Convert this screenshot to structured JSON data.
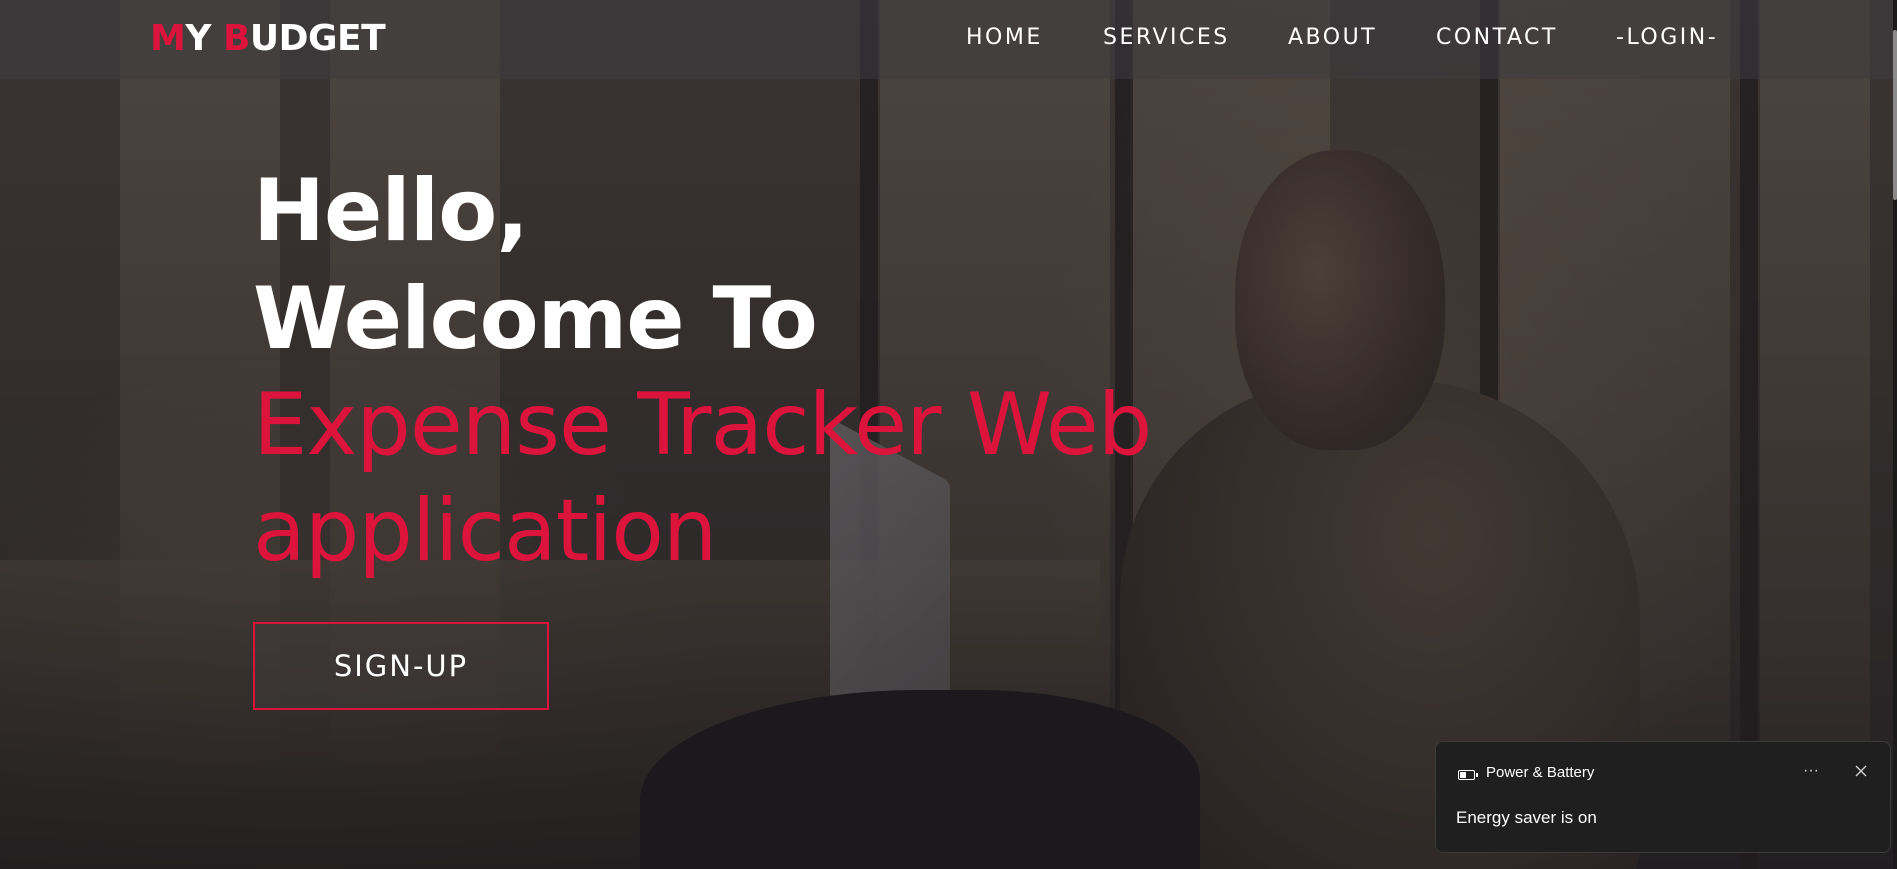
{
  "brand": {
    "letters": [
      {
        "text": "M",
        "accent": true
      },
      {
        "text": "Y ",
        "accent": false
      },
      {
        "text": "B",
        "accent": true
      },
      {
        "text": "UDGET",
        "accent": false
      }
    ]
  },
  "nav": {
    "items": [
      {
        "label": "HOME"
      },
      {
        "label": "SERVICES"
      },
      {
        "label": "ABOUT"
      },
      {
        "label": "CONTACT"
      },
      {
        "label": "-LOGIN-"
      }
    ]
  },
  "hero": {
    "line1": "Hello,",
    "line2": "Welcome To",
    "line3": "Expense Tracker Web",
    "line4": "application",
    "signup_label": "SIGN-UP"
  },
  "notification": {
    "title": "Power & Battery",
    "more_label": "···",
    "body": "Energy saver is on",
    "icons": [
      "battery-icon",
      "more-icon",
      "close-icon"
    ]
  },
  "colors": {
    "accent": "#dc143c",
    "text": "#ffffff",
    "toast_bg": "#1f1f1f"
  }
}
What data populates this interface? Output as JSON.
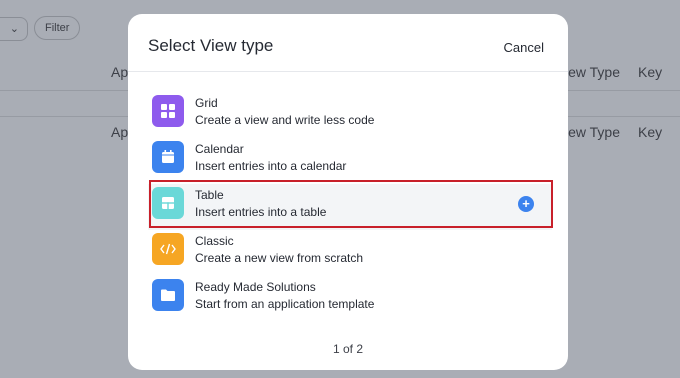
{
  "background": {
    "filter_label": "Filter",
    "headers": [
      "Ap",
      "iew Type",
      "Key"
    ],
    "row": [
      "Ap",
      "iew Type",
      "Key"
    ]
  },
  "modal": {
    "title": "Select View type",
    "cancel_label": "Cancel",
    "options": [
      {
        "title": "Grid",
        "description": "Create a view and write less code",
        "icon": "grid-icon",
        "color": "#8e5bed"
      },
      {
        "title": "Calendar",
        "description": "Insert entries into a calendar",
        "icon": "calendar-icon",
        "color": "#3c83ee"
      },
      {
        "title": "Table",
        "description": "Insert entries into a table",
        "icon": "table-icon",
        "color": "#6ad8d8",
        "selected": true
      },
      {
        "title": "Classic",
        "description": "Create a new view from scratch",
        "icon": "code-icon",
        "color": "#f6a623"
      },
      {
        "title": "Ready Made Solutions",
        "description": "Start from an application template",
        "icon": "folder-icon",
        "color": "#3c83ee"
      }
    ],
    "pagination": "1 of 2"
  }
}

## Exercise requirements
A number is the only answer here: how many lines of the material above contain "Insert"?

## Complete response
2